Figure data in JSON
____
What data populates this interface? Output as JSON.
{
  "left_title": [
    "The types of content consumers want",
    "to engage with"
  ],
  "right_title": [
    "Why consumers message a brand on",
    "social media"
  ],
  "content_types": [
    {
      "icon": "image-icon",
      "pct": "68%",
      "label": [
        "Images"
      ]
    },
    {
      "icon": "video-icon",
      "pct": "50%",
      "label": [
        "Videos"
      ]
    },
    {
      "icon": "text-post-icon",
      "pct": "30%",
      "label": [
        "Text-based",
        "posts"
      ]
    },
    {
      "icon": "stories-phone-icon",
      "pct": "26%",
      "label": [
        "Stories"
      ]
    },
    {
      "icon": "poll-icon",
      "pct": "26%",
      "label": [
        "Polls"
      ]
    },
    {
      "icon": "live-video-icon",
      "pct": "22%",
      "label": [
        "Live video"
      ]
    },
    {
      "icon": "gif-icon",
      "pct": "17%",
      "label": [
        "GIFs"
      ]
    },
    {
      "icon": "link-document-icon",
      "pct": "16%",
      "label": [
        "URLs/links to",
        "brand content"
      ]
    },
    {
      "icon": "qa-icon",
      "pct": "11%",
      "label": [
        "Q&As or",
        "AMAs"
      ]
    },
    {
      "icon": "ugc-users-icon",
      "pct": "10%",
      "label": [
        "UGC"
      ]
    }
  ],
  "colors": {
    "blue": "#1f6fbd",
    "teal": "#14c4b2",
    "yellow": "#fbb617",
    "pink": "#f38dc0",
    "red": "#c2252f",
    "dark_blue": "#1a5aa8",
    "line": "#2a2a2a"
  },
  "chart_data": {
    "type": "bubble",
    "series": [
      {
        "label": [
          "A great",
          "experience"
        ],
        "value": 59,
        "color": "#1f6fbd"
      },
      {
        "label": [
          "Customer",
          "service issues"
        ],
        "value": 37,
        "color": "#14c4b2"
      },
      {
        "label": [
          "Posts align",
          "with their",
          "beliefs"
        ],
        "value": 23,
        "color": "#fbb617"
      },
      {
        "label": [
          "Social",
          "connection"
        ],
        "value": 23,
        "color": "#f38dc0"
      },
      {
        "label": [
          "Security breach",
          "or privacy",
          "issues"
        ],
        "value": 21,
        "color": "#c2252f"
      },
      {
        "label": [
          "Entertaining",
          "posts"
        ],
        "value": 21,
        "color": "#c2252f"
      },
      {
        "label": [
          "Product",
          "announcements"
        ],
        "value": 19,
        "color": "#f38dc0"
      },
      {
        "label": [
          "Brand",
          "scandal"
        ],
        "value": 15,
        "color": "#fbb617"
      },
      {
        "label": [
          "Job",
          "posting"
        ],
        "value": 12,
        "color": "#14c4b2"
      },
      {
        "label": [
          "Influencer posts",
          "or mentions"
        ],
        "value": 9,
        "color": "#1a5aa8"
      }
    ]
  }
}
____
• Task requirements: Reply with only the number of lines in the material above where the string "value" appears.

• Result for this exercise: 10